### EXERCISE TASK
Copy all lines that contain the word "plain".

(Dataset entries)
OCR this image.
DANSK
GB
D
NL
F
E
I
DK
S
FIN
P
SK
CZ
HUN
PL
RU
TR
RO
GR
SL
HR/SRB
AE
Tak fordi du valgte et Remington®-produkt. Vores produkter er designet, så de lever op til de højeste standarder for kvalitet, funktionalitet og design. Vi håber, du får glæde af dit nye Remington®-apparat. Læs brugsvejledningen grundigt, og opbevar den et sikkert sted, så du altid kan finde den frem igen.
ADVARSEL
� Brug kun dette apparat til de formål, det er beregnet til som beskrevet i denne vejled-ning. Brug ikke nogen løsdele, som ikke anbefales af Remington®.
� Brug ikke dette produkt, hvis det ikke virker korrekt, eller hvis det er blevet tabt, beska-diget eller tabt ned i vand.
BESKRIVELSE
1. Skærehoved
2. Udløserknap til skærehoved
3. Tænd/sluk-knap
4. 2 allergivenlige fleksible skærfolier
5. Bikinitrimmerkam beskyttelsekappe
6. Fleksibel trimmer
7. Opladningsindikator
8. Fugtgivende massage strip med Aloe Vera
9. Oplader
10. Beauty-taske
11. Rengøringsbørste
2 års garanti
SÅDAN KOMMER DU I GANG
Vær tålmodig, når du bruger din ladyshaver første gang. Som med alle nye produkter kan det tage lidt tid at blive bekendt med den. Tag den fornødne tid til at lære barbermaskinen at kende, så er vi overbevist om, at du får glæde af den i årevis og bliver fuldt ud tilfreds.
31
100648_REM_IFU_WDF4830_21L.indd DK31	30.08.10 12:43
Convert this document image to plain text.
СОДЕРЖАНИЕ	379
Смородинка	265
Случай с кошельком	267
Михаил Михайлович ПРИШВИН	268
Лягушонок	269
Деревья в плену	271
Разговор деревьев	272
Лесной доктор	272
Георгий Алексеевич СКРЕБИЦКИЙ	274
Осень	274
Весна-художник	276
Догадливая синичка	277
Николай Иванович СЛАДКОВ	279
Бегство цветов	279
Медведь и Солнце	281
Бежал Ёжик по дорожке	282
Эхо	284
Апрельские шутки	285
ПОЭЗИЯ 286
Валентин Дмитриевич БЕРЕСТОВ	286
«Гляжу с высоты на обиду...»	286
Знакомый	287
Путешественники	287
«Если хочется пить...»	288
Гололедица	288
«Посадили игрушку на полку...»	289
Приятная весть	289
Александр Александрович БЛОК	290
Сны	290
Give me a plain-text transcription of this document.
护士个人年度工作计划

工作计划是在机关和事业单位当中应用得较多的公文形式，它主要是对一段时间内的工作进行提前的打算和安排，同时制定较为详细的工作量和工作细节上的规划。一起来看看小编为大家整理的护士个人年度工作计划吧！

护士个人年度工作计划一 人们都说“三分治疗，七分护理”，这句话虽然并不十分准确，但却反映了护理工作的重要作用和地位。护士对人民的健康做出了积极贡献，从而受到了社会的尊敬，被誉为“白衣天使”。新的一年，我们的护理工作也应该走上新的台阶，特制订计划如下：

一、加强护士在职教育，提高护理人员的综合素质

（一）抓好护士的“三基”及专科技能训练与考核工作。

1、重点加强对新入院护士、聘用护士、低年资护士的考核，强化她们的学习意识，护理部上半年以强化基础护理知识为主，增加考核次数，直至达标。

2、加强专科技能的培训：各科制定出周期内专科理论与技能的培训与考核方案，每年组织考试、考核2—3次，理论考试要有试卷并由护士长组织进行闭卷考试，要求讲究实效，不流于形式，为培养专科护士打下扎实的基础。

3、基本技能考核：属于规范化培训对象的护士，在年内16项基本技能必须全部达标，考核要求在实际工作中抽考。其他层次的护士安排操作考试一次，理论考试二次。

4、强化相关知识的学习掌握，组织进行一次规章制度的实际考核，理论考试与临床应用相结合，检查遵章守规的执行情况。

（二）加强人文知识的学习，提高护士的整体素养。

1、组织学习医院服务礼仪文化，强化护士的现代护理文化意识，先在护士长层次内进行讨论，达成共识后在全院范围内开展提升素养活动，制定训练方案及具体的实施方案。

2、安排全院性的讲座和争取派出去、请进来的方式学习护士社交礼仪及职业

### PROBLEM SOLUTION
Convert this document image to plain text.
Give me a plain-text transcription of this document.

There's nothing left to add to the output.